What is asked: Show every line where "资料来源" occurs.

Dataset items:
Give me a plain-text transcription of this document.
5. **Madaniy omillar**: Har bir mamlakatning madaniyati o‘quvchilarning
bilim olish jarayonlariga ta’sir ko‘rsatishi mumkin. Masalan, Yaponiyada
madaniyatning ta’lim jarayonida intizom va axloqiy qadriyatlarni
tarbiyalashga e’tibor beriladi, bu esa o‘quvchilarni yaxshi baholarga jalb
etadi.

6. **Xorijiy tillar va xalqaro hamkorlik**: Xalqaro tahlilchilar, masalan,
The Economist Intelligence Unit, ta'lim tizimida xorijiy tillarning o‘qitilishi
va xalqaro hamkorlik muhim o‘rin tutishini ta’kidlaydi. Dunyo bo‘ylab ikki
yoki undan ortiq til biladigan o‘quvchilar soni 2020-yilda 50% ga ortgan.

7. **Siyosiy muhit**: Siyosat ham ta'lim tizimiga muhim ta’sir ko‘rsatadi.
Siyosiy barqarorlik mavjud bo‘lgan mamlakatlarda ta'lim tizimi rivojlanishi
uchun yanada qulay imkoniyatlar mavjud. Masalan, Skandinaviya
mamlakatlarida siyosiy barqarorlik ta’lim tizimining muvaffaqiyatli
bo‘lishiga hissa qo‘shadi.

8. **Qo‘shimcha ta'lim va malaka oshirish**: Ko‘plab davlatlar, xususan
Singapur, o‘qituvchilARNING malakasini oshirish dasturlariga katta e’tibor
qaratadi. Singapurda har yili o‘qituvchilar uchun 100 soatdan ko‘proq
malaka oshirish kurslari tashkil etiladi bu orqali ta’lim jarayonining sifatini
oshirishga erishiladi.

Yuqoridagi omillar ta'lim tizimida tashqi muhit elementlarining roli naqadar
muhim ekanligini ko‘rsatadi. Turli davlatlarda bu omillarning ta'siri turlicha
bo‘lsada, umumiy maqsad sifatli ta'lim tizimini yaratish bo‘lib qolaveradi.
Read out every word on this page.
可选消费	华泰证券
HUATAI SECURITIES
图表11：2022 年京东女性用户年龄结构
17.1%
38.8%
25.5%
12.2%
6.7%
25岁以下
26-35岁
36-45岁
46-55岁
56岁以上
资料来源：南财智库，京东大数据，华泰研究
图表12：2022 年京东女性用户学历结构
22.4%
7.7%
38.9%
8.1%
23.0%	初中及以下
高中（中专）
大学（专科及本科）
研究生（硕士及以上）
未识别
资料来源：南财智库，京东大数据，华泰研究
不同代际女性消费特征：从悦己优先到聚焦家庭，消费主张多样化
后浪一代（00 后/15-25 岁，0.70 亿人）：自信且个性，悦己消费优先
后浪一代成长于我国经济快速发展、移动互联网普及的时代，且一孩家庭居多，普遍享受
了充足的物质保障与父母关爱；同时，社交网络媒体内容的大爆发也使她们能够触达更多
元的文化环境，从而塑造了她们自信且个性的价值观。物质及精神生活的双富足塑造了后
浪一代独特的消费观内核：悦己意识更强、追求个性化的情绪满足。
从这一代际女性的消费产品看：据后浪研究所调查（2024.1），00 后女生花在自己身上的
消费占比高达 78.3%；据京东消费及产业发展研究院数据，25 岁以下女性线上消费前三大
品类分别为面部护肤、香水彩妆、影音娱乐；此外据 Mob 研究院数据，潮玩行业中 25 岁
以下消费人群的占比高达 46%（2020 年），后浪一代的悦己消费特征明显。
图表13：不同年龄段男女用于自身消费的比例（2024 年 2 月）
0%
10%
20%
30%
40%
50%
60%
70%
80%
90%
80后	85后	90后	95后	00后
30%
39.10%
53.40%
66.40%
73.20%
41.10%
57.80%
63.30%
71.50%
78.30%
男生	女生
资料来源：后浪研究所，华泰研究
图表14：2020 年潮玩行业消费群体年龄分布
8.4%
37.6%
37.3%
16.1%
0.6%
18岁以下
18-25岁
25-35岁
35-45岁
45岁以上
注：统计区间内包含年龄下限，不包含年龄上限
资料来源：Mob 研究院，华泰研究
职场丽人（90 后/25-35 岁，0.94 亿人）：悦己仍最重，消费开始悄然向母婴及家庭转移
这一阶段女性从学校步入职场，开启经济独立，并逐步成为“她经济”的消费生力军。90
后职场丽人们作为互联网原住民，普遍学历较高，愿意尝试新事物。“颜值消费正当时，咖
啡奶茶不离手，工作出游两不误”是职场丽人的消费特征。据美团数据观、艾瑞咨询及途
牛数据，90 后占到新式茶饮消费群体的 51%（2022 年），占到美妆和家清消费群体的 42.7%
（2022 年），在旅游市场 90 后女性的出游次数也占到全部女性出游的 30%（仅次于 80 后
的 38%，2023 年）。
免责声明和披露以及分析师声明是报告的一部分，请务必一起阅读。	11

Expected answer:
资料来源：南财智库，京东大数据，华泰研究
资料来源：南财智库，京东大数据，华泰研究
资料来源：后浪研究所，华泰研究
资料来源：Mob 研究院，华泰研究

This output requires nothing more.